___ Records for this task
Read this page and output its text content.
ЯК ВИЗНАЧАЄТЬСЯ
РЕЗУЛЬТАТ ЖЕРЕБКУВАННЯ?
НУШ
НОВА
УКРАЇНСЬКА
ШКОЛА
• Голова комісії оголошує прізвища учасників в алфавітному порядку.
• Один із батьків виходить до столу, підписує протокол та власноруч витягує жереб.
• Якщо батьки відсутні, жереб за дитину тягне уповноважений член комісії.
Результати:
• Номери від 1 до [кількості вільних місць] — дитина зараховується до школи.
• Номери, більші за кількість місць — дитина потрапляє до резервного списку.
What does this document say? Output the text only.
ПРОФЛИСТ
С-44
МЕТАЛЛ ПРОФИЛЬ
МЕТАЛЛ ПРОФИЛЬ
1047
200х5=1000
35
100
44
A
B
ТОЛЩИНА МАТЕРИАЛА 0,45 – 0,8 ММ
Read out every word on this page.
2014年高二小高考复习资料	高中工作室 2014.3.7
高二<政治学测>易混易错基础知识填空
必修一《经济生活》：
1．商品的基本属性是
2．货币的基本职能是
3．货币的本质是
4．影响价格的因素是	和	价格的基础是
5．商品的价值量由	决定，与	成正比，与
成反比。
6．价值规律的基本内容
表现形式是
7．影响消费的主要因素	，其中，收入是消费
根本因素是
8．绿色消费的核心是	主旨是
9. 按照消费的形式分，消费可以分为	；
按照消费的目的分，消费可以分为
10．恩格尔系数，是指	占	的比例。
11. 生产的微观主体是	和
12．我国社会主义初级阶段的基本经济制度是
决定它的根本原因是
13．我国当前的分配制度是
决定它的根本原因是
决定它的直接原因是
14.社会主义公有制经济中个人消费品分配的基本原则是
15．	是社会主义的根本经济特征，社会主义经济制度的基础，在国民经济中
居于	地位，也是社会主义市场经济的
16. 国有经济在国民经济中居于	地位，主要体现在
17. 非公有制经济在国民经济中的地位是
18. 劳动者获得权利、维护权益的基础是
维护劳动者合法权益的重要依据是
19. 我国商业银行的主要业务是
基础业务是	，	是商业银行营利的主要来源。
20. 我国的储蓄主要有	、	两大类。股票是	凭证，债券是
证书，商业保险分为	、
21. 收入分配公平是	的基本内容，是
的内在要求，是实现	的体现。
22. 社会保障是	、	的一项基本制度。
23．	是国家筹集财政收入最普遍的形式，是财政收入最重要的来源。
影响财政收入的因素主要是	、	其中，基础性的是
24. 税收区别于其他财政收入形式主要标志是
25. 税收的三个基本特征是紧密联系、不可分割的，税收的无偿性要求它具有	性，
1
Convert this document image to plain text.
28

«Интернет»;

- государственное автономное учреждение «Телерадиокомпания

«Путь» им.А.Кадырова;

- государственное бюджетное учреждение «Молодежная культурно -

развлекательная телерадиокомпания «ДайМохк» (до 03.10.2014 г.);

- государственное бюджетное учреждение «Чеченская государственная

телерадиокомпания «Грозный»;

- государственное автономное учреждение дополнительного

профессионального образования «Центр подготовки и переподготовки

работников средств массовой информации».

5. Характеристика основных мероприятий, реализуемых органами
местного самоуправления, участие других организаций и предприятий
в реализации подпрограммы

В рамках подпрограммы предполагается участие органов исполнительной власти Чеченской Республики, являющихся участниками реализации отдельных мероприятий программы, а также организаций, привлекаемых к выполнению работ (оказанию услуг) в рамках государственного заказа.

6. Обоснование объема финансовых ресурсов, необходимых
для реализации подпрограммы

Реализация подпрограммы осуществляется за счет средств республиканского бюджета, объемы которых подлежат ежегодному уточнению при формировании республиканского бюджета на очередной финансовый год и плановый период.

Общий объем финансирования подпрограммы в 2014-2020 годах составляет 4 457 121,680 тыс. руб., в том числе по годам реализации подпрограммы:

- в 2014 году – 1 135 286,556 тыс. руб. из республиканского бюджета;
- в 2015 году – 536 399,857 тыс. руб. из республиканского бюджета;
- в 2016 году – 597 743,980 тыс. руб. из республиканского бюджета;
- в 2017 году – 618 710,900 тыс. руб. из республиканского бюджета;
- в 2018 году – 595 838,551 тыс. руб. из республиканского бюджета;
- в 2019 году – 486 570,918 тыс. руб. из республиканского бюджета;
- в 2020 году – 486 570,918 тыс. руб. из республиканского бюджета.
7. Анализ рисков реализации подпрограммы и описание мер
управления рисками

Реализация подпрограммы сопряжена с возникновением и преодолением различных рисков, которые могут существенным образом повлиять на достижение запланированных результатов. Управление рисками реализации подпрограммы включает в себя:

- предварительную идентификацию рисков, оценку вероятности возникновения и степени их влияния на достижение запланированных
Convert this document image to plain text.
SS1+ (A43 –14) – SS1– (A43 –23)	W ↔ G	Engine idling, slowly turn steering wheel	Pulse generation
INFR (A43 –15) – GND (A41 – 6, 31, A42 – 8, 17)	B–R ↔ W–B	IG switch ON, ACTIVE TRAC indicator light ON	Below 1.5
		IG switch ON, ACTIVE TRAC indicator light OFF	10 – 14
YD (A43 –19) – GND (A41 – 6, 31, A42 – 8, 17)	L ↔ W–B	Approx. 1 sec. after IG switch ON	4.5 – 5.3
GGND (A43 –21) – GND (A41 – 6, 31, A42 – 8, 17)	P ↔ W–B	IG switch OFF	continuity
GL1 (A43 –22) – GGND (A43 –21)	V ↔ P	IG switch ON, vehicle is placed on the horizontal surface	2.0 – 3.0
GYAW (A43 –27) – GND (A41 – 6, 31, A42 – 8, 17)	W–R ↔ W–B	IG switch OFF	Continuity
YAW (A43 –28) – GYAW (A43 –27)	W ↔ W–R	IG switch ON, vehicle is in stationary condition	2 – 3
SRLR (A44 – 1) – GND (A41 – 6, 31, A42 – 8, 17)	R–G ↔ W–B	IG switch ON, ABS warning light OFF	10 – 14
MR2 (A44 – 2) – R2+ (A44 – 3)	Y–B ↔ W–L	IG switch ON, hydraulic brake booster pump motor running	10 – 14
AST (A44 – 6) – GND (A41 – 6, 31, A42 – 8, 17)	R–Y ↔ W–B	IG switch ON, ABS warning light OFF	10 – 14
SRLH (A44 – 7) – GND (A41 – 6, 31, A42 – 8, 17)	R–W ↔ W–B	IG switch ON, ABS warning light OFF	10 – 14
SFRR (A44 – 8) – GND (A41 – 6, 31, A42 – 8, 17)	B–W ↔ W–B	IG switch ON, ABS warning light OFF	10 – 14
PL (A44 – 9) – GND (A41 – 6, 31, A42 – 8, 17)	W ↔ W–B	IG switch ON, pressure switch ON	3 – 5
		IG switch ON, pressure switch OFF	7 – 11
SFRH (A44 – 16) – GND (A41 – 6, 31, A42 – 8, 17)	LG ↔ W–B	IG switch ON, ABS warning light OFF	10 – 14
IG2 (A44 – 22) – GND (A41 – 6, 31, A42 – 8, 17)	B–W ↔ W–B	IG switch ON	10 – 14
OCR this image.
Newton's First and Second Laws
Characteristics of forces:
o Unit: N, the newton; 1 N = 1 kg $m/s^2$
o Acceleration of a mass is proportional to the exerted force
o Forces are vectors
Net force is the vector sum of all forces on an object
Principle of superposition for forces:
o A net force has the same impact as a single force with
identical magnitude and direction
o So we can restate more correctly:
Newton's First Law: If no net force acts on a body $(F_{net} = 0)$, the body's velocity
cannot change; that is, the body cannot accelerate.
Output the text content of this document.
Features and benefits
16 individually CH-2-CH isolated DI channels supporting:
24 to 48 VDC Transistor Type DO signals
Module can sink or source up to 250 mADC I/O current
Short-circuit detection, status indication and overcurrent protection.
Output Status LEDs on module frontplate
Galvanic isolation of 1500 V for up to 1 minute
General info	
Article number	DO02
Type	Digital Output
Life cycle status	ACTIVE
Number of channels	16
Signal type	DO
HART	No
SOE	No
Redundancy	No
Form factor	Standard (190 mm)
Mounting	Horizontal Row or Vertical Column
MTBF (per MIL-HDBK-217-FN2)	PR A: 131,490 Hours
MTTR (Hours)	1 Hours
______
What to do: Provide only the number of lines in the records containing the string "pressure".

Problem solution: 2